Arrange the data below as a JSON list of strings, with one string for each line and any blank lines left out.

##### TASK MATERIAL

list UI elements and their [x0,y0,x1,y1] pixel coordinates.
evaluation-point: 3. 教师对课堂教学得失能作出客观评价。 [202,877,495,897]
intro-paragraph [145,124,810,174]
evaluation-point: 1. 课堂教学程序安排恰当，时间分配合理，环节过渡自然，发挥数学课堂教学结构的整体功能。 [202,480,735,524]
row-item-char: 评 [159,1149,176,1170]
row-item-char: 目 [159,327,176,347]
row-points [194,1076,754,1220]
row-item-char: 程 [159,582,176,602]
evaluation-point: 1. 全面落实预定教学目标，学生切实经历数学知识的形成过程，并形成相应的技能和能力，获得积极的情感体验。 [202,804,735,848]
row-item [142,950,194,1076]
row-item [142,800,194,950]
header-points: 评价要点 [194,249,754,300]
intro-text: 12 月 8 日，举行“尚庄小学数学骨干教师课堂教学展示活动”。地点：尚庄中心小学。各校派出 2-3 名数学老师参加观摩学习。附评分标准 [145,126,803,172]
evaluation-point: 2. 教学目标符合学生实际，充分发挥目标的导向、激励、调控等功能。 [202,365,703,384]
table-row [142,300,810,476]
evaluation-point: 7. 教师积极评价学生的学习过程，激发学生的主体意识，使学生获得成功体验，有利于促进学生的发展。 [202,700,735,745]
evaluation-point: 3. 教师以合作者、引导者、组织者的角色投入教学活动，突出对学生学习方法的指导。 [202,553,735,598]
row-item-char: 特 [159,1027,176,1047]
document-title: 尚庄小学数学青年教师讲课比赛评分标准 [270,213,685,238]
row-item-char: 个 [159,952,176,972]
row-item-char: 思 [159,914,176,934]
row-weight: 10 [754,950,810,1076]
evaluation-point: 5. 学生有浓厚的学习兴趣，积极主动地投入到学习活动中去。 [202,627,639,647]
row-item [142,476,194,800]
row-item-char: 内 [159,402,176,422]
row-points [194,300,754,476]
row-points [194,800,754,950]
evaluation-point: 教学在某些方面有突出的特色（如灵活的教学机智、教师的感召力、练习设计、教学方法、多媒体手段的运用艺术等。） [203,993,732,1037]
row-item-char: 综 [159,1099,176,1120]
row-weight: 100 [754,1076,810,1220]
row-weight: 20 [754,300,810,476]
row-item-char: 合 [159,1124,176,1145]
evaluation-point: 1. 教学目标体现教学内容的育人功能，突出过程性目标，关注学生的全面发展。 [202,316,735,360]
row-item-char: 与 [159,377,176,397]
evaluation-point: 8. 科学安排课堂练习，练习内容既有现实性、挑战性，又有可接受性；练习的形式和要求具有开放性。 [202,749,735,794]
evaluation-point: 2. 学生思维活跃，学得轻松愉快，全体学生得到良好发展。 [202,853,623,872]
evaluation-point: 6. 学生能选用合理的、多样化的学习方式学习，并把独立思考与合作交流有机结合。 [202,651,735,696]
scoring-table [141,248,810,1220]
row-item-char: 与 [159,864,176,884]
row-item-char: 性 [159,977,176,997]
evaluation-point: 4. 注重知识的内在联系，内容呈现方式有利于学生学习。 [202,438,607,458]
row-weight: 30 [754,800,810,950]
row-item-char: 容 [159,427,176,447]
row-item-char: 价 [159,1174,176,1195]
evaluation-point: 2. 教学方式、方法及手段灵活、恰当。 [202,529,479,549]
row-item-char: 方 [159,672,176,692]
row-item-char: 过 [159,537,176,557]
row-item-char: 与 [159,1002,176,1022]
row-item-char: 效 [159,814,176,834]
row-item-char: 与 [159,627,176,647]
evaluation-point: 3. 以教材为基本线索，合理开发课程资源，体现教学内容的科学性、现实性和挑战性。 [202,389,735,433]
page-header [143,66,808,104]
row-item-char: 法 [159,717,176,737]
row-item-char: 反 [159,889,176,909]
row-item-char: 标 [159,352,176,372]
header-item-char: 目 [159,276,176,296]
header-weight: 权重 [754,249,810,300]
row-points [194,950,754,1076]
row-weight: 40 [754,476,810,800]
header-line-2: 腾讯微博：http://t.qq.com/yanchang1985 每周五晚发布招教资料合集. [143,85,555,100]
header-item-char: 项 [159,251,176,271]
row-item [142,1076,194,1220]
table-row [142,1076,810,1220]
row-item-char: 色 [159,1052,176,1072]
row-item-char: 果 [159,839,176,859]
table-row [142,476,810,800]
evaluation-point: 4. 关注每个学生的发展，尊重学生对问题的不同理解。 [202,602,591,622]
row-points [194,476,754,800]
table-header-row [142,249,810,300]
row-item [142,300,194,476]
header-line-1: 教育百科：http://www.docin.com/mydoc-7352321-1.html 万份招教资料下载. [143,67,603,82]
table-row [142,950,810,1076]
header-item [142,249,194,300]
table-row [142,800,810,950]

##########

- _EXERCISE RESULT_
[
  "list UI elements and their [x0,y0,x1,y1] pixel coordinates.",
  "evaluation-point: 3. 教师对课堂教学得失能作出客观评价。 [202,877,495,897]",
  "intro-paragraph [145,124,810,174]",
  "evaluation-point: 1. 课堂教学程序安排恰当，时间分配合理，环节过渡自然，发挥数学课堂教学结构的整体功能。 [202,480,735,524]",
  "row-item-char: 评 [159,1149,176,1170]",
  "row-item-char: 目 [159,327,176,347]",
  "row-points [194,1076,754,1220]",
  "row-item-char: 程 [159,582,176,602]",
  "evaluation-point: 1. 全面落实预定教学目标，学生切实经历数学知识的形成过程，并形成相应的技能和能力，获得积极的情感体验。 [202,804,735,848]",
  "row-item [142,950,194,1076]",
  "row-item [142,800,194,950]",
  "header-points: 评价要点 [194,249,754,300]",
  "intro-text: 12 月 8 日，举行“尚庄小学数学骨干教师课堂教学展示活动”。地点：尚庄中心小学。各校派出 2-3 名数学老师参加观摩学习。附评分标准 [145,126,803,172]",
  "evaluation-point: 2. 教学目标符合学生实际，充分发挥目标的导向、激励、调控等功能。 [202,365,703,384]",
  "table-row [142,300,810,476]",
  "evaluation-point: 7. 教师积极评价学生的学习过程，激发学生的主体意识，使学生获得成功体验，有利于促进学生的发展。 [202,700,735,745]",
  "evaluation-point: 3. 教师以合作者、引导者、组织者的角色投入教学活动，突出对学生学习方法的指导。 [202,553,735,598]",
  "row-item-char: 特 [159,1027,176,1047]",
  "document-title: 尚庄小学数学青年教师讲课比赛评分标准 [270,213,685,238]",
  "row-item-char: 个 [159,952,176,972]",
  "row-item-char: 思 [159,914,176,934]",
  "row-weight: 10 [754,950,810,1076]",
  "evaluation-point: 5. 学生有浓厚的学习兴趣，积极主动地投入到学习活动中去。 [202,627,639,647]",
  "row-item [142,476,194,800]",
  "row-item-char: 内 [159,402,176,422]",
  "row-points [194,300,754,476]",
  "row-points [194,800,754,950]",
  "evaluation-point: 教学在某些方面有突出的特色（如灵活的教学机智、教师的感召力、练习设计、教学方法、多媒体手段的运用艺术等。） [203,993,732,1037]",
  "row-item-char: 综 [159,1099,176,1120]",
  "row-weight: 100 [754,1076,810,1220]",
  "row-weight: 20 [754,300,810,476]",
  "row-item-char: 合 [159,1124,176,1145]",
  "evaluation-point: 1. 教学目标体现教学内容的育人功能，突出过程性目标，关注学生的全面发展。 [202,316,735,360]",
  "row-item-char: 与 [159,377,176,397]",
  "evaluation-point: 8. 科学安排课堂练习，练习内容既有现实性、挑战性，又有可接受性；练习的形式和要求具有开放性。 [202,749,735,794]",
  "evaluation-point: 2. 学生思维活跃，学得轻松愉快，全体学生得到良好发展。 [202,853,623,872]",
  "evaluation-point: 6. 学生能选用合理的、多样化的学习方式学习，并把独立思考与合作交流有机结合。 [202,651,735,696]",
  "scoring-table [141,248,810,1220]",
  "row-item-char: 与 [159,864,176,884]",
  "row-item-char: 性 [159,977,176,997]",
  "evaluation-point: 4. 注重知识的内在联系，内容呈现方式有利于学生学习。 [202,438,607,458]",
  "row-weight: 30 [754,800,810,950]",
  "row-item-char: 容 [159,427,176,447]",
  "row-item-char: 价 [159,1174,176,1195]",
  "evaluation-point: 2. 教学方式、方法及手段灵活、恰当。 [202,529,479,549]",
  "row-item-char: 方 [159,672,176,692]",
  "row-item-char: 过 [159,537,176,557]",
  "row-item-char: 与 [159,1002,176,1022]",
  "row-item-char: 效 [159,814,176,834]",
  "row-item-char: 与 [159,627,176,647]",
  "evaluation-point: 3. 以教材为基本线索，合理开发课程资源，体现教学内容的科学性、现实性和挑战性。 [202,389,735,433]",
  "page-header [143,66,808,104]",
  "row-item-char: 法 [159,717,176,737]",
  "row-item-char: 反 [159,889,176,909]",
  "row-item-char: 标 [159,352,176,372]",
  "header-item-char: 目 [159,276,176,296]",
  "header-weight: 权重 [754,249,810,300]",
  "row-points [194,950,754,1076]",
  "row-weight: 40 [754,476,810,800]",
  "header-line-2: 腾讯微博：http://t.qq.com/yanchang1985 每周五晚发布招教资料合集. [143,85,555,100]",
  "header-item-char: 项 [159,251,176,271]",
  "row-item [142,1076,194,1220]",
  "table-row [142,1076,810,1220]",
  "row-item-char: 色 [159,1052,176,1072]",
  "row-item-char: 果 [159,839,176,859]",
  "table-row [142,476,810,800]",
  "evaluation-point: 4. 关注每个学生的发展，尊重学生对问题的不同理解。 [202,602,591,622]",
  "row-points [194,476,754,800]",
  "table-header-row [142,249,810,300]",
  "row-item [142,300,194,476]",
  "header-line-1: 教育百科：http://www.docin.com/mydoc-7352321-1.html 万份招教资料下载. [143,67,603,82]",
  "table-row [142,950,810,1076]",
  "header-item [142,249,194,300]",
  "table-row [142,800,810,950]"
]